_Exercise instructions_: Repeat the data word for word. Do not include the pictures.

═══ Data records

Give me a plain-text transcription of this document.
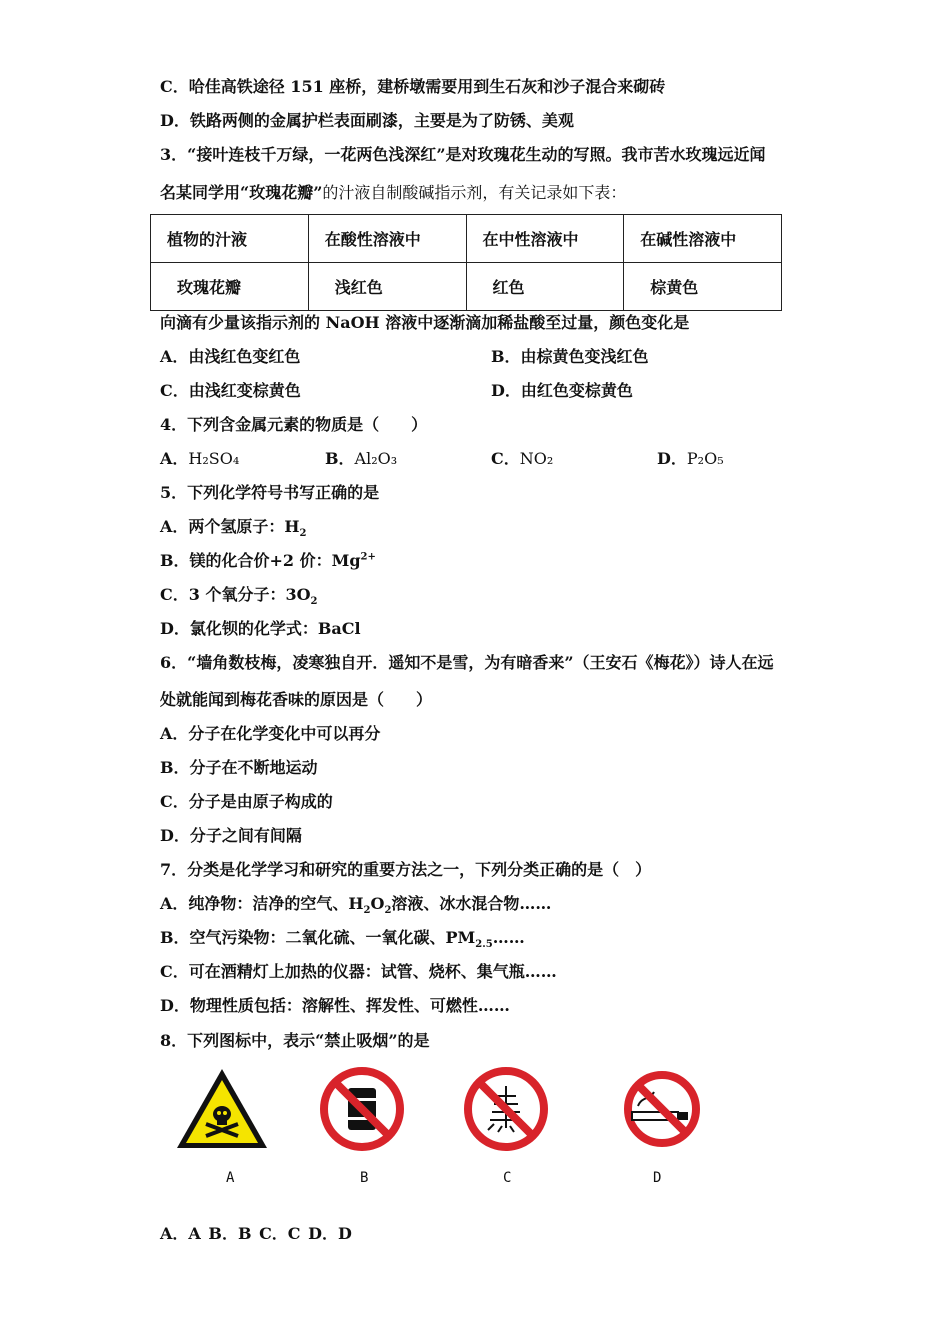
C．哈佳高铁途径 151 座桥，建桥墩需要用到生石灰和沙子混合来砌砖
D．铁路两侧的金属护栏表面刷漆，主要是为了防锈、美观
3．“接叶连枝千万绿，一花两色浅深红”是对玫瑰花生动的写照。我市苦水玫瑰远近闻
名某同学用“玫瑰花瓣”的汁液自制酸碱指示剂，有关记录如下表：
植物的汁液	在酸性溶液中	在中性溶液中	在碱性溶液中
玫瑰花瓣	浅红色	红色	棕黄色
向滴有少量该指示剂的 NaOH 溶液中逐渐滴加稀盐酸至过量，颜色变化是
A．由浅红色变红色	B．由棕黄色变浅红色
C．由浅红变棕黄色	D．由红色变棕黄色
4．下列含金属元素的物质是（　　）
A．H₂SO₄	B．Al₂O₃	C．NO₂	D．P₂O₅
5．下列化学符号书写正确的是
A．两个氢原子：$H_2$
B．镁的化合价+2 价：$Mg^{2+}$
C．3 个氧分子：$3O_2$
D．氯化钡的化学式：BaCl
6．“墙角数枝梅，凌寒独自开．遥知不是雪，为有暗香来”（王安石《梅花》）诗人在远
处就能闻到梅花香味的原因是（　　）
A．分子在化学变化中可以再分
B．分子在不断地运动
C．分子是由原子构成的
D．分子之间有间隔
7．分类是化学学习和研究的重要方法之一，下列分类正确的是（　）
A．纯净物：洁净的空气、$H_2O_2$溶液、冰水混合物……
B．空气污染物：二氧化硫、一氧化碳、$PM_{2.5}\dots\dots$
C．可在酒精灯上加热的仪器：试管、烧杯、集气瓶……
D．物理性质包括：溶解性、挥发性、可燃性……
8．下列图标中，表示“禁止吸烟”的是
A	B	C	D
A．A B．B C．C D．D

══════

_Response to this exercise_:
Give me a plain-text transcription of this document.
C．哈佳高铁途径 151 座桥，建桥墩需要用到生石灰和沙子混合来砌砖
D．铁路两侧的金属护栏表面刷漆，主要是为了防锈、美观
3．“接叶连枝千万绿，一花两色浅深红”是对玫瑰花生动的写照。我市苦水玫瑰远近闻
名某同学用“玫瑰花瓣”的汁液自制酸碱指示剂，有关记录如下表：
植物的汁液	在酸性溶液中	在中性溶液中	在碱性溶液中
玫瑰花瓣	浅红色	红色	棕黄色
向滴有少量该指示剂的 NaOH 溶液中逐渐滴加稀盐酸至过量，颜色变化是
A．由浅红色变红色	B．由棕黄色变浅红色
C．由浅红变棕黄色	D．由红色变棕黄色
4．下列含金属元素的物质是（　　）
A．H₂SO₄	B．Al₂O₃	C．NO₂	D．P₂O₅
5．下列化学符号书写正确的是
A．两个氢原子：$H_2$
B．镁的化合价+2 价：$Mg^{2+}$
C．3 个氧分子：$3O_2$
D．氯化钡的化学式：BaCl
6．“墙角数枝梅，凌寒独自开．遥知不是雪，为有暗香来”（王安石《梅花》）诗人在远
处就能闻到梅花香味的原因是（　　）
A．分子在化学变化中可以再分
B．分子在不断地运动
C．分子是由原子构成的
D．分子之间有间隔
7．分类是化学学习和研究的重要方法之一，下列分类正确的是（　）
A．纯净物：洁净的空气、$H_2O_2$溶液、冰水混合物……
B．空气污染物：二氧化硫、一氧化碳、$PM_{2.5}\dots\dots$
C．可在酒精灯上加热的仪器：试管、烧杯、集气瓶……
D．物理性质包括：溶解性、挥发性、可燃性……
8．下列图标中，表示“禁止吸烟”的是
A	B	C	D
A．A B．B C．C D．D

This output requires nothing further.